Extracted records
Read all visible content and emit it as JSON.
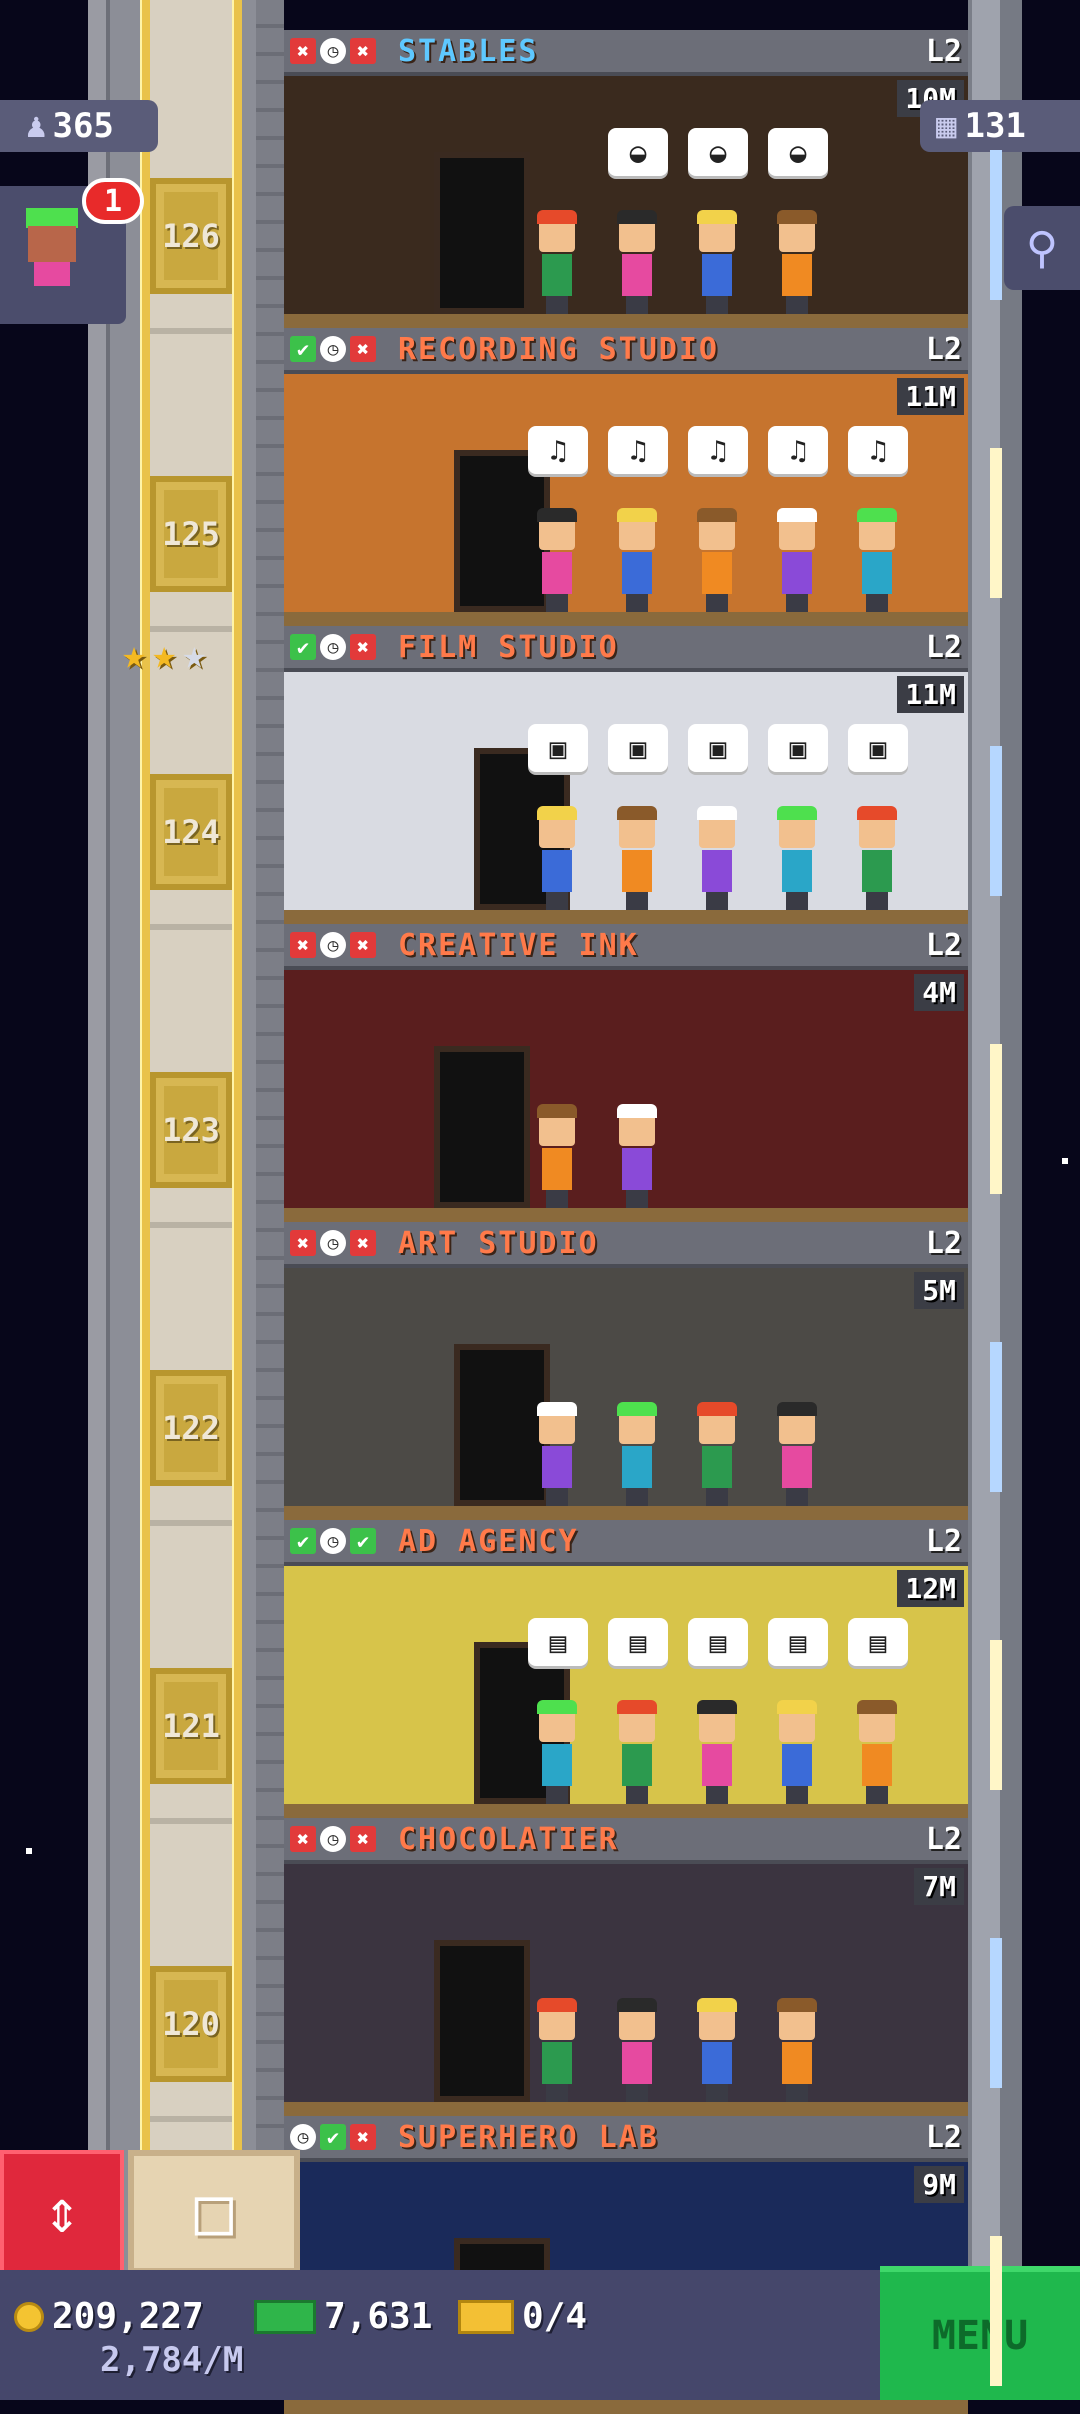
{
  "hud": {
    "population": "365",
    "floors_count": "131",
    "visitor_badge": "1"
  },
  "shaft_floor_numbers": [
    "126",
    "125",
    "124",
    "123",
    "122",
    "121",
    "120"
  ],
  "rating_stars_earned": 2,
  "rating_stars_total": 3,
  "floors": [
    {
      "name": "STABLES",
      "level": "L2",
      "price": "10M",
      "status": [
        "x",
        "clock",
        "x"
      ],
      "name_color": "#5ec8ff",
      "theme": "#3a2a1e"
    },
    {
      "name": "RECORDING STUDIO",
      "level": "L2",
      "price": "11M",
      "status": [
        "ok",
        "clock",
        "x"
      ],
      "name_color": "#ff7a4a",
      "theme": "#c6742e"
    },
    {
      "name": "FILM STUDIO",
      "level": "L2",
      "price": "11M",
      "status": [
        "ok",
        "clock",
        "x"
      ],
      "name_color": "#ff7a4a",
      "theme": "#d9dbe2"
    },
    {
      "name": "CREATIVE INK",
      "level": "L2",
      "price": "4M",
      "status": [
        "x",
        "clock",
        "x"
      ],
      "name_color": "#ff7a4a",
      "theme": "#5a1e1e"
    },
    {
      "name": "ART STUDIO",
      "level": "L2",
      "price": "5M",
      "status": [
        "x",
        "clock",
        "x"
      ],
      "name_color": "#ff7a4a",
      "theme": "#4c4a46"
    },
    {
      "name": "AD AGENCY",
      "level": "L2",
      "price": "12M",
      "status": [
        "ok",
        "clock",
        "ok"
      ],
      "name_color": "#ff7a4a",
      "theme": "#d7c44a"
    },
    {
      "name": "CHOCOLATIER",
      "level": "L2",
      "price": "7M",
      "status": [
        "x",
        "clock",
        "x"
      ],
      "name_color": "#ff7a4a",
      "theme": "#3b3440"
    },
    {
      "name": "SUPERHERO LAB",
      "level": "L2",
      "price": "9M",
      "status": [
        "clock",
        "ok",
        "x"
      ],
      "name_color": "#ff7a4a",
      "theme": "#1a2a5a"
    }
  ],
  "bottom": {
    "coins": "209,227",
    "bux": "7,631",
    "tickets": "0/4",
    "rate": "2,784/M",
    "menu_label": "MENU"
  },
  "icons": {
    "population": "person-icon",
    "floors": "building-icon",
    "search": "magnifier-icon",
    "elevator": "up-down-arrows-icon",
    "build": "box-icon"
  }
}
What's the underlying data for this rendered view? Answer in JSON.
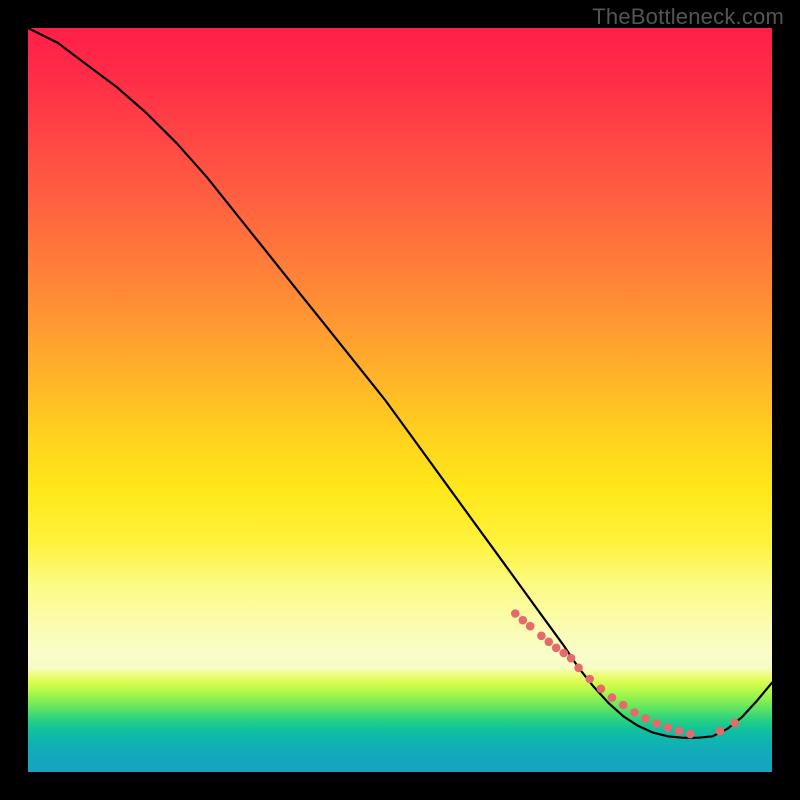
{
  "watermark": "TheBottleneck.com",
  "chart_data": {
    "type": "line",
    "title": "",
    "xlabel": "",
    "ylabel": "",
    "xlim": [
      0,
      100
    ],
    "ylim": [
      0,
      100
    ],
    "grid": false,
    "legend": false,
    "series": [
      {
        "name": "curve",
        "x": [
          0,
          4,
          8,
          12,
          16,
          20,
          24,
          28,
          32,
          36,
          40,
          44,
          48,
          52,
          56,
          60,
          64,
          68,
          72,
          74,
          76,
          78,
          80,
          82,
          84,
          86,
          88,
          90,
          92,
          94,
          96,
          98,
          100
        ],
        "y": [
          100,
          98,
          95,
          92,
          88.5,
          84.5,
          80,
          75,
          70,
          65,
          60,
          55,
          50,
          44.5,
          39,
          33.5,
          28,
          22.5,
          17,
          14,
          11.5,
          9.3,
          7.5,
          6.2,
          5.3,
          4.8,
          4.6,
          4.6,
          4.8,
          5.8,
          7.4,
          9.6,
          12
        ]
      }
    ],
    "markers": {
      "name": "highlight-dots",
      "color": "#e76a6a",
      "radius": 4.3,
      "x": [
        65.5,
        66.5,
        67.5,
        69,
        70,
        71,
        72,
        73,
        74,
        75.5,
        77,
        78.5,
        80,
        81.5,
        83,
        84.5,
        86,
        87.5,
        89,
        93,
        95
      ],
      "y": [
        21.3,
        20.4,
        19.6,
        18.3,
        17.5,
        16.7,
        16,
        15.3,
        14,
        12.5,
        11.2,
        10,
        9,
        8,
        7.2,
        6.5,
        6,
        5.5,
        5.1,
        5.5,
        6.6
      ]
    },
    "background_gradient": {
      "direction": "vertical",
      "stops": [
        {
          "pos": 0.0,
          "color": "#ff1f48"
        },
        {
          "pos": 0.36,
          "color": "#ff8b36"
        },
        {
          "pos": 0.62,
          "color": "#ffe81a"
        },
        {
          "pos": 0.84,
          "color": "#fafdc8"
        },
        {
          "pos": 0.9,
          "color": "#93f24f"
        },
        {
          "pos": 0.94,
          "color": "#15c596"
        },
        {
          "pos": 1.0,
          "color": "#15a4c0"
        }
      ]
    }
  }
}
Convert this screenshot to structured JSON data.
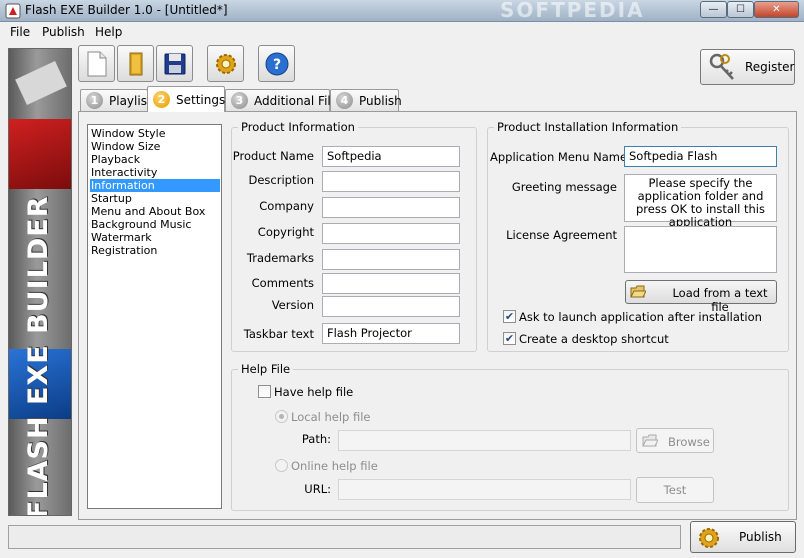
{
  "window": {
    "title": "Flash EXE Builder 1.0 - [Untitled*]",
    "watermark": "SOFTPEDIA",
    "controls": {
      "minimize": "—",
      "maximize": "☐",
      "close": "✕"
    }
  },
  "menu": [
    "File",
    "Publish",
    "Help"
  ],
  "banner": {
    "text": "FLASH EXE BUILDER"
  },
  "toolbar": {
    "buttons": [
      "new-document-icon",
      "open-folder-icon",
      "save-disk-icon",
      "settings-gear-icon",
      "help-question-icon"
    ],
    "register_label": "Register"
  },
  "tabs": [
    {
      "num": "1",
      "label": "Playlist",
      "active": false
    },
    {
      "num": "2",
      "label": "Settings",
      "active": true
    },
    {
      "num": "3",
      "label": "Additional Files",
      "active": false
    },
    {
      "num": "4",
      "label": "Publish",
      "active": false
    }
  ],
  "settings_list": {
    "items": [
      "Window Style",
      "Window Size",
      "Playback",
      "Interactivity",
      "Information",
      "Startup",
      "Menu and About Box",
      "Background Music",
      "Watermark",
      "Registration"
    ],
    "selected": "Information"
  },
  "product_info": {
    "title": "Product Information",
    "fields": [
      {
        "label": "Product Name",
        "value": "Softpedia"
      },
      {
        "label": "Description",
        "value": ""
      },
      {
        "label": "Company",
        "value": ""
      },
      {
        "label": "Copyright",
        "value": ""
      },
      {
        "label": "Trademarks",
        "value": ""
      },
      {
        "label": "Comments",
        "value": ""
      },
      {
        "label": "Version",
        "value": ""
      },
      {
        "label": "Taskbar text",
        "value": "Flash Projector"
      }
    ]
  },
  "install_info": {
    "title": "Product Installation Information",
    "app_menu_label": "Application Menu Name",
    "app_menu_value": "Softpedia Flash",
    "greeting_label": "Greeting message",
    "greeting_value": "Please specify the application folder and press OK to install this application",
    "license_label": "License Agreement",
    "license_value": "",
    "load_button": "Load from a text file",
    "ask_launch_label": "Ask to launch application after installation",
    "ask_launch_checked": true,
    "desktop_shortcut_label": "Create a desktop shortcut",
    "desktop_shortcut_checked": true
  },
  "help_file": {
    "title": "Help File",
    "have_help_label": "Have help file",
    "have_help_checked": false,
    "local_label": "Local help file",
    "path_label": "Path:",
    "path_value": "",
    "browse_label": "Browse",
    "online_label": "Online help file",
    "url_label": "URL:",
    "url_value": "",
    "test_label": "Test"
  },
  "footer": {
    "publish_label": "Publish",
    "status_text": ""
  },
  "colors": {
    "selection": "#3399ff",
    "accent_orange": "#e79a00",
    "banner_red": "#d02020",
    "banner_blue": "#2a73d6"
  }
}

Directions for this task: All lines holding the word "true" should be picked out and copied.

Complete answer:
      "active": true
    "ask_launch_checked": true,
    "desktop_shortcut_checked": true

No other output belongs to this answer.